* **YOUR INSTRUCTIONS**
Select every line containing the word "không" from the material, and copy those lines.

* * * * * * * * *

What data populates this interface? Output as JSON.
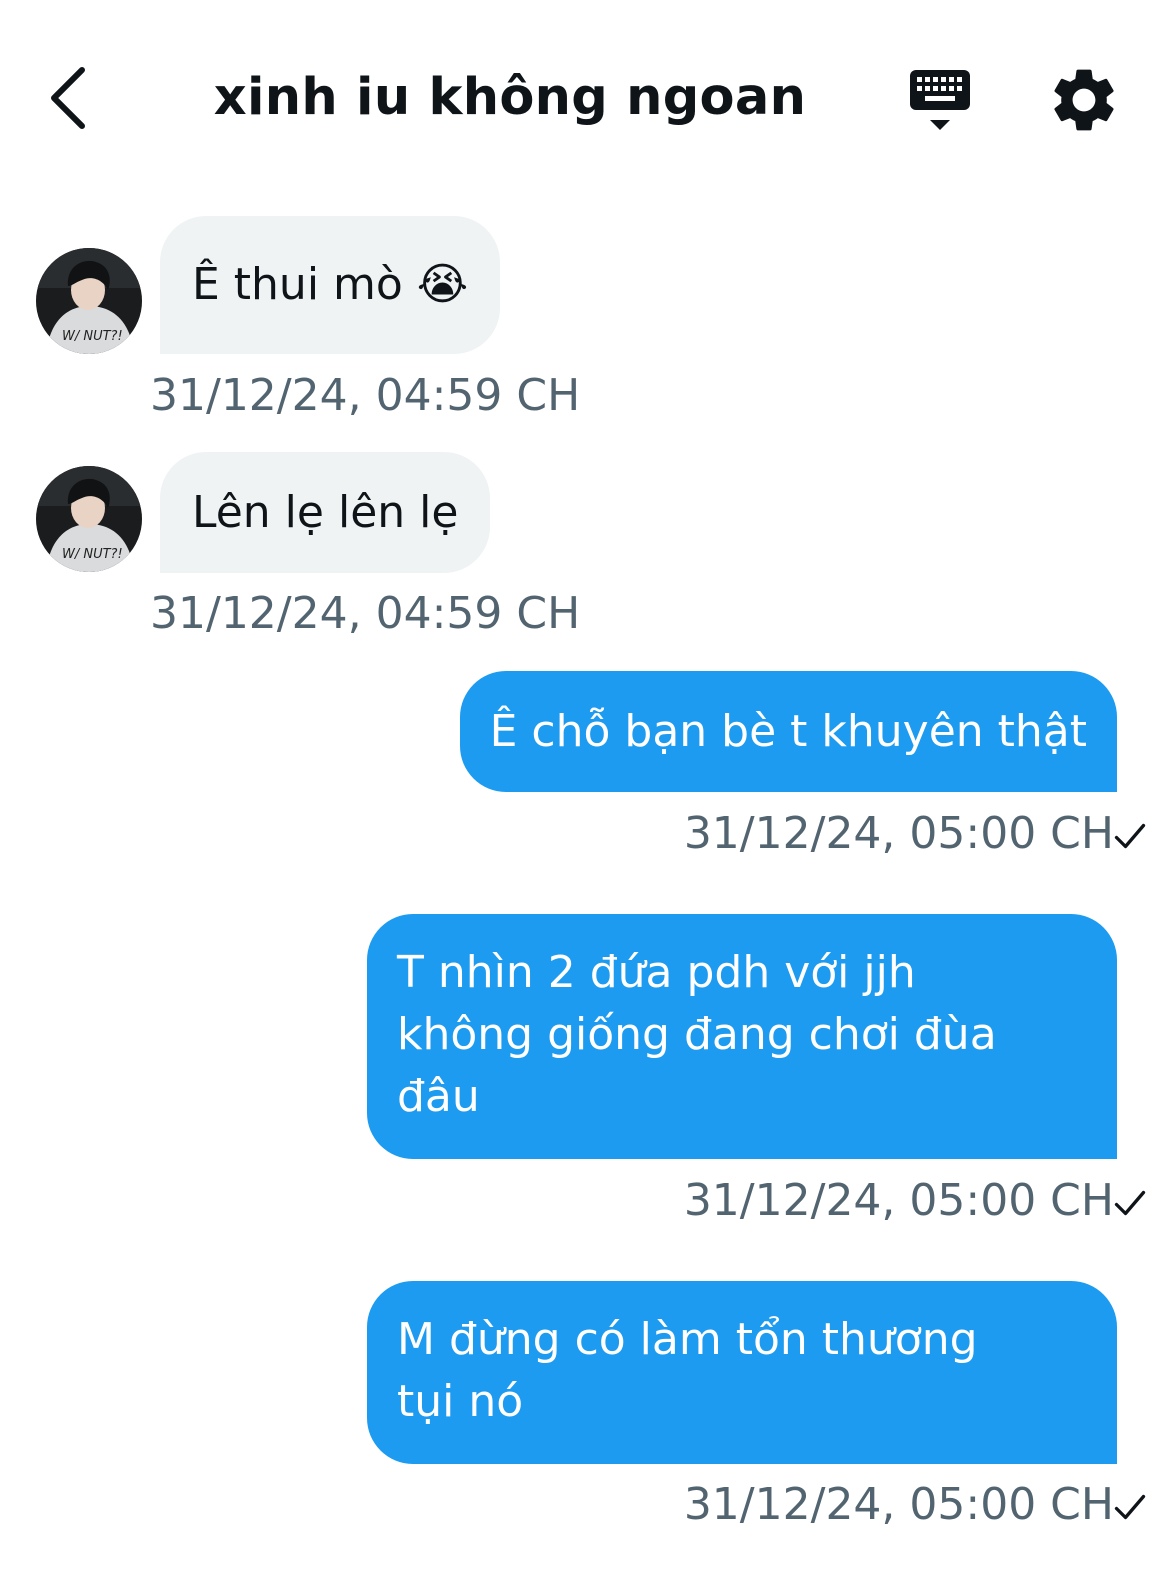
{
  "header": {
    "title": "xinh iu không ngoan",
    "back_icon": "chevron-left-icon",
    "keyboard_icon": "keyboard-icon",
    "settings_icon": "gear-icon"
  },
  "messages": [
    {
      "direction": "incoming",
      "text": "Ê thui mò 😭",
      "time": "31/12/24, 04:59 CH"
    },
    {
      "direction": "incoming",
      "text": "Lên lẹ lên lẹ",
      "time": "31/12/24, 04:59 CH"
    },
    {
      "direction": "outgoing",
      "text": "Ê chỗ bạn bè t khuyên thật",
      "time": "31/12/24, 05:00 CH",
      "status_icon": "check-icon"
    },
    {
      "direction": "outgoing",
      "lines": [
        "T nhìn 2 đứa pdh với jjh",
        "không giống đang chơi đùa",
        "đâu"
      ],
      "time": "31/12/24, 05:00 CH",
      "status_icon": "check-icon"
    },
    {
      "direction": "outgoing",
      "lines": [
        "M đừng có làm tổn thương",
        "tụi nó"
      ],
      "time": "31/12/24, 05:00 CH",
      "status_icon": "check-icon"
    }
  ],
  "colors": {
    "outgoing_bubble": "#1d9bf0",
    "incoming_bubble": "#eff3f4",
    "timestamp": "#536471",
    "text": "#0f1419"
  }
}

* * * * * * * * *

* **THE COMPLETED TASK**
    "title": "xinh iu không ngoan",
        "không giống đang chơi đùa",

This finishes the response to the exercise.